United States District Court, E.D. New York

March 24, 2017

JEFFREY P. ORLAN, et al., Plaintiffs,
v.
SPONGETECH DELIVERY SYSTEMS, INC., SECURTIIES LITIGATION, et al ., Defendants. QUANG LE, et al., Plaintiffs,
v.
SPONGETECH DELIVERY SYSTEMS, INC., SECURTIIES LITIGATION, et al ., Defendants.

          MEMORANDUM & ORDER

          DORA L. IRIZARRY CHIEF JUDGE

         Class Plaintiffs (“Plaintiffs”) were common shareholders in Spongetech Delivery Systems, Inc. (“Spongetech”), a publicly traded company that sold soap-filled sponges, inter alia. On March 29, 2012, the Court dismissed without prejudice the Third Claim of Plaintiffs' first consolidated amended class action complaint (“FAC”) pertaining to attorney defendant Jack Halperin (“Halperin”) for failure to state a claim for relief pursuant to Rule 12(b)(6) of the Federal Rules of Civil Procedure and for failure to comply with the heightened pleading requirements of Rule 9(b) of the Federal Rules of Civil Procedure and the Private Securities Litigation Reform Act (“PSLRA”), 15 U.S.C. § 78u-4. See Orlan v. Spongetech Delivery Systems, Inc., 2012 WL 1067975 (E.D.N.Y. Mar. 29, 2012).

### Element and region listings
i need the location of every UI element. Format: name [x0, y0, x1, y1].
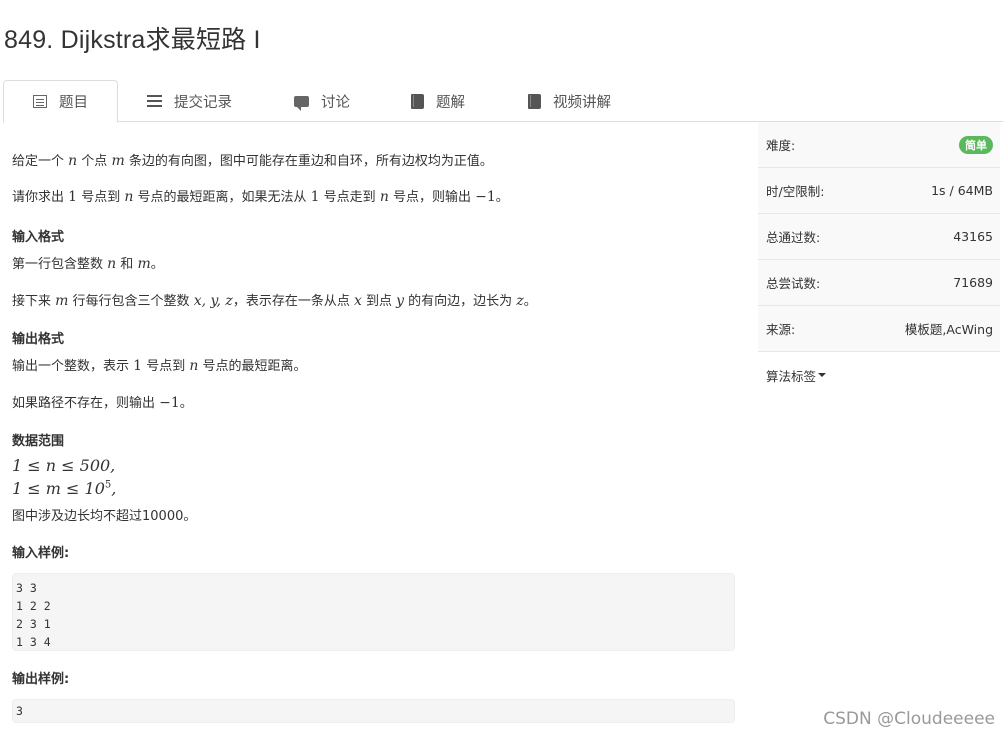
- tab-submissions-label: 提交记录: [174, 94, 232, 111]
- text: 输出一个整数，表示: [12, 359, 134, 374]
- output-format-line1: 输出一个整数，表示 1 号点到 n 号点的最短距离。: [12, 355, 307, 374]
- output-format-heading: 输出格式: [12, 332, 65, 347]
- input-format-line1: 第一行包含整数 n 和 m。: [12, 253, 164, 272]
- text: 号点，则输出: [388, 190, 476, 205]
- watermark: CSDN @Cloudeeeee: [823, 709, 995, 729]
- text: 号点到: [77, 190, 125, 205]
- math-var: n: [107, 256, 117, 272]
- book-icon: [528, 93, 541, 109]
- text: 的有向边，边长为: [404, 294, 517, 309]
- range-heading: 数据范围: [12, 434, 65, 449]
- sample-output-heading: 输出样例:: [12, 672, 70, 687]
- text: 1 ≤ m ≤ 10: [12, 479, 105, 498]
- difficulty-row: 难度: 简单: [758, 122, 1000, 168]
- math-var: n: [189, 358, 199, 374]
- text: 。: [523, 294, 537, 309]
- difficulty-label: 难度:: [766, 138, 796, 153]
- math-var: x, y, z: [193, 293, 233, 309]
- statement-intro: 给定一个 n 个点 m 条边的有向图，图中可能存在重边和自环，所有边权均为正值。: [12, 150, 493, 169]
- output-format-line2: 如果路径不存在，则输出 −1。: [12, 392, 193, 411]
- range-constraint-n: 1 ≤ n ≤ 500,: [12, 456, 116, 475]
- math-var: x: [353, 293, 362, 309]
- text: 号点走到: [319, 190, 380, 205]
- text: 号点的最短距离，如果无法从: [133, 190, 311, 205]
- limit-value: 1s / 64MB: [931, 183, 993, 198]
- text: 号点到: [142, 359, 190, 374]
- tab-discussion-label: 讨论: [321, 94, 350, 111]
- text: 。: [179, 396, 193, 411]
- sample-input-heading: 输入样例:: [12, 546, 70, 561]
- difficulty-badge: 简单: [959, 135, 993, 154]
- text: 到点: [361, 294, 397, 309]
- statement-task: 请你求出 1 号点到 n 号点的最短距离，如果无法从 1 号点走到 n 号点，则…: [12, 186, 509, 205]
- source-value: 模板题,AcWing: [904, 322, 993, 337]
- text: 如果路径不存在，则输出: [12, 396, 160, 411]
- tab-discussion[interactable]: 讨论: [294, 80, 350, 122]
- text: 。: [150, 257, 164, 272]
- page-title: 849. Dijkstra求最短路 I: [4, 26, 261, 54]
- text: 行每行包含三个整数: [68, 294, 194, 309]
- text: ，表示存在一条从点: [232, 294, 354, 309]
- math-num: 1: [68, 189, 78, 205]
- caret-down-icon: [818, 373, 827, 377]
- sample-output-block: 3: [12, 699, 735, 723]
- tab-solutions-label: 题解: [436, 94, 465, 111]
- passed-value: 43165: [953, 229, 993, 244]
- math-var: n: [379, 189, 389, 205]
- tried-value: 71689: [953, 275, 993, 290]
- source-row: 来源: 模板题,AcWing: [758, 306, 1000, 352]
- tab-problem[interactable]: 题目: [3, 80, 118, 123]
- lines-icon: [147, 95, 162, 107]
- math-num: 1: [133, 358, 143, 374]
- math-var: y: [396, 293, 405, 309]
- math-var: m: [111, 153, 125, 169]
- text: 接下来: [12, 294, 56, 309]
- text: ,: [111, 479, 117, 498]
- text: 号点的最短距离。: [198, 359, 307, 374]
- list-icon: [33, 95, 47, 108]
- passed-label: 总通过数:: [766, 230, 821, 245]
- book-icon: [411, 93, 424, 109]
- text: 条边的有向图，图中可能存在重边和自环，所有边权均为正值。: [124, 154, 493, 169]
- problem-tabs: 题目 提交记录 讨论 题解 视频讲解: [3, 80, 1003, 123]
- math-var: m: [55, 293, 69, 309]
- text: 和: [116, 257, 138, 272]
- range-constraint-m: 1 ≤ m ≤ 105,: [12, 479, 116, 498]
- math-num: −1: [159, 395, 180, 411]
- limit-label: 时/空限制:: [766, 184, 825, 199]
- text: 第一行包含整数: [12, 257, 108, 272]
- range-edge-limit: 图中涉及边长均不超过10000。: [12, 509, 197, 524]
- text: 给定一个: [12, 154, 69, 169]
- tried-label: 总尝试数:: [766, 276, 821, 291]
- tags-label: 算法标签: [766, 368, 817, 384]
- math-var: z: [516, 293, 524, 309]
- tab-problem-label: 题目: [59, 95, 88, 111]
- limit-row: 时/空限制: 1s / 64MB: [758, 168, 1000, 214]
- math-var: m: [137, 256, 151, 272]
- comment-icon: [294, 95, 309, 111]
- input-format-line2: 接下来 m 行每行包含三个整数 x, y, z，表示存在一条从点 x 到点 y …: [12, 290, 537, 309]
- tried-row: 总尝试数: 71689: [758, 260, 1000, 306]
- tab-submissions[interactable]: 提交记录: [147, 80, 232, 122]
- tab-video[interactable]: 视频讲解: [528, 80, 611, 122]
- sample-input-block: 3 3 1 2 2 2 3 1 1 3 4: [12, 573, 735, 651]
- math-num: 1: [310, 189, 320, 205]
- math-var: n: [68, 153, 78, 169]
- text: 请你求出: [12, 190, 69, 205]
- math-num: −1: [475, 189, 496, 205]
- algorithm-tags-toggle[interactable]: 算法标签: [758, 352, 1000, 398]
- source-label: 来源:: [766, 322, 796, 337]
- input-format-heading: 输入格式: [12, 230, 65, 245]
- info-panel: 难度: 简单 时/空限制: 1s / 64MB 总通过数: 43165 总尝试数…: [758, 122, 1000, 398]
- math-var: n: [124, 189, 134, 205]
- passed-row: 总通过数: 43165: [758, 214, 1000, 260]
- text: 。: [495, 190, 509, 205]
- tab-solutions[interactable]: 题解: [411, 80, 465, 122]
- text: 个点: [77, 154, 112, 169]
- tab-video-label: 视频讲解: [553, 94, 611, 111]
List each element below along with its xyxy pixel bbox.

### STATED GOAL 1
Repeat the stretch of the court order from "DORA L. IRIZARRY" through "Mar. 29, 2012).".
### STATED GOAL 2
According to the Spongetech court order, on what date did the Court dismiss the Third Claim of the FAC pertaining to Halperin?
### STATED GOAL 3
Write the next part of the Spongetech court order, picking up after its last sentence.

### RIGHT ANSWER 1
DORA L. IRIZARRY CHIEF JUDGE

         Class Plaintiffs (“Plaintiffs”) were common shareholders in Spongetech Delivery Systems, Inc. (“Spongetech”), a publicly traded company that sold soap-filled sponges, inter alia. On March 29, 2012, the Court dismissed without prejudice the Third Claim of Plaintiffs' first consolidated amended class action complaint (“FAC”) pertaining to attorney defendant Jack Halperin (“Halperin”) for failure to state a claim for relief pursuant to Rule 12(b)(6) of the Federal Rules of Civil Procedure and for failure to comply with the heightened pleading requirements of Rule 9(b) of the Federal Rules of Civil Procedure and the Private Securities Litigation Reform Act (“PSLRA”), 15 U.S.C. § 78u-4. See Orlan v. Spongetech Delivery Systems, Inc., 2012 WL 1067975 (E.D.N.Y. Mar. 29, 2012).

### RIGHT ANSWER 2
March 29, 2012.

### RIGHT ANSWER 3
         On May 1, 2012, Plaintiffs filed a second consolidated amended class action complaint (“SAC”) in which they reasserted the same causes of action in the Third Claim against Halperin. (See Second Consolidated Amended Class Action Complaint with Certifications (“SAC”) at ¶¶ 193-202, Dkt. Entry No. 69.) On June 1, 2012, Halperin filed a motion to dismiss the Third Claim of the SAC. (See Motion to Dismiss the Second Consolidated Amended Class Action Complaint (“Second Mot. to Dismiss”), Dkt. Entry No. 70, Orlan v. Spongetech Delivery Systems, Inc. et al (“Orlan I”), 10-cv-4093 (DLI)(RML).) Plaintiffs oppose. For the reasons set forth below, Halperin's motion to dismiss the Third Claim of the SAC, arising under Section 10(b) of the Securities Exchange Act of 1934, 15 U.S.C. § 78a et seq. (“Exchange Act”), and the rules promulgated thereunder, is granted with prejudice.

         BACKGROUND[1]

I. The First Amended Complaint

         The Court presumes familiarity with its decision dismissing the Third Claim of Plaintiffs' FAC. Nonetheless, a brief recitation of the allegations in the FAC and the Court's findings as to those allegations is necessary to understand Plaintiffs' SAC.

         The FAC alleged that, from June 12, 2009 through September 29, 2009, Halperin prepared ninety-two attorney opinion letters containing materially false and misleading statements and omissions directing transfer agents to remove restrictive legends from restricted Spongetech stock and causing those shares to flood the market at artificially inflated prices. (See First Consolidated Amended Class Action Complaint (“FAC”), Dkt. Entry No. 46, Le et al v. Spongetech Delivery Systems, Inc. et al, 10-cv-4104.) According to the FAC, at the time he wrote the attorney opinion letters, Halperin knew that these Spongetech shares were unsaleable and not subject to any exemptions that would render removal of those restrictive legends proper. (Id. at ¶ 172.) The FAC further alleged that, in preparing those attorney opinion letters, Halperin facilitated the dumping of 2.5 billion shares of unregistered Spongetech stock onto the public market at artificially inflated prices which Plaintiffs purchased and sold in reliance on the representations in the attorney opinion letters. (Id. at ¶¶ 172, 174.)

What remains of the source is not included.